Reproduce all entries precisely as they are written.
## Begin
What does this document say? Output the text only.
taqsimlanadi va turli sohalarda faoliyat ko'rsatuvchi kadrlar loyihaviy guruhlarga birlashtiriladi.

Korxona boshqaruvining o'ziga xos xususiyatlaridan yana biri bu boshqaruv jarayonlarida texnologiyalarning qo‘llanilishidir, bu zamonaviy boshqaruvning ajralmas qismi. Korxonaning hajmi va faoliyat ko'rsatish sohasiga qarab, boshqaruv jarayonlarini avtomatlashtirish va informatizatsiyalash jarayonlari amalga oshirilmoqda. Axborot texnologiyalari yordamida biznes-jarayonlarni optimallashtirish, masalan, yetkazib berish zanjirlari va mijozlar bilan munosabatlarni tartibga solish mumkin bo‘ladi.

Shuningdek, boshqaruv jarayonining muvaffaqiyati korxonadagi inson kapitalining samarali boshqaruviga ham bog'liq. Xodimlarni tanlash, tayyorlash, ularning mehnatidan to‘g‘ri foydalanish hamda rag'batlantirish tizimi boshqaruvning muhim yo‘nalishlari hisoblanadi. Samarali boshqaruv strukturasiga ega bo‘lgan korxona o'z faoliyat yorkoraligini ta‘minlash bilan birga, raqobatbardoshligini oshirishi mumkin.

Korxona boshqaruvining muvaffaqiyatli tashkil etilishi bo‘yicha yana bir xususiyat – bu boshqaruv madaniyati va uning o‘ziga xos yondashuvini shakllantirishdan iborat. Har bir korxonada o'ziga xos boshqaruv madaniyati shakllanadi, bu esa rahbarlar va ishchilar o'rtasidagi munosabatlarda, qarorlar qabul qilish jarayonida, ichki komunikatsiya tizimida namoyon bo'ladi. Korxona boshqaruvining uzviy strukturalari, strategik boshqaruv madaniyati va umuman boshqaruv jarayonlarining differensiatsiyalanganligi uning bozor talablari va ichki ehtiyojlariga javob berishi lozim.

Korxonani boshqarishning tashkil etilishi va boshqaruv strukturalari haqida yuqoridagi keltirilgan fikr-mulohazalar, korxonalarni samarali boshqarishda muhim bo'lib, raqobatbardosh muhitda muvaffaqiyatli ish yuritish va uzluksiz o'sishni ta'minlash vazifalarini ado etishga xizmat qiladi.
## End
TASK SOLUTION:
What does this document say? Output the text only.
taqsimlanadi va turli sohalarda faoliyat ko'rsatuvchi kadrlar loyihaviy guruhlarga birlashtiriladi.

Korxona boshqaruvining o'ziga xos xususiyatlaridan yana biri bu boshqaruv jarayonlarida texnologiyalarning qo‘llanilishidir, bu zamonaviy boshqaruvning ajralmas qismi. Korxonaning hajmi va faoliyat ko'rsatish sohasiga qarab, boshqaruv jarayonlarini avtomatlashtirish va informatizatsiyalash jarayonlari amalga oshirilmoqda. Axborot texnologiyalari yordamida biznes-jarayonlarni optimallashtirish, masalan, yetkazib berish zanjirlari va mijozlar bilan munosabatlarni tartibga solish mumkin bo‘ladi.

Shuningdek, boshqaruv jarayonining muvaffaqiyati korxonadagi inson kapitalining samarali boshqaruviga ham bog'liq. Xodimlarni tanlash, tayyorlash, ularning mehnatidan to‘g‘ri foydalanish hamda rag'batlantirish tizimi boshqaruvning muhim yo‘nalishlari hisoblanadi. Samarali boshqaruv strukturasiga ega bo‘lgan korxona o'z faoliyat yorkoraligini ta‘minlash bilan birga, raqobatbardoshligini oshirishi mumkin.

Korxona boshqaruvining muvaffaqiyatli tashkil etilishi bo‘yicha yana bir xususiyat – bu boshqaruv madaniyati va uning o‘ziga xos yondashuvini shakllantirishdan iborat. Har bir korxonada o'ziga xos boshqaruv madaniyati shakllanadi, bu esa rahbarlar va ishchilar o'rtasidagi munosabatlarda, qarorlar qabul qilish jarayonida, ichki komunikatsiya tizimida namoyon bo'ladi. Korxona boshqaruvining uzviy strukturalari, strategik boshqaruv madaniyati va umuman boshqaruv jarayonlarining differensiatsiyalanganligi uning bozor talablari va ichki ehtiyojlariga javob berishi lozim.

Korxonani boshqarishning tashkil etilishi va boshqaruv strukturalari haqida yuqoridagi keltirilgan fikr-mulohazalar, korxonalarni samarali boshqarishda muhim bo'lib, raqobatbardosh muhitda muvaffaqiyatli ish yuritish va uzluksiz o'sishni ta'minlash vazifalarini ado etishga xizmat qiladi.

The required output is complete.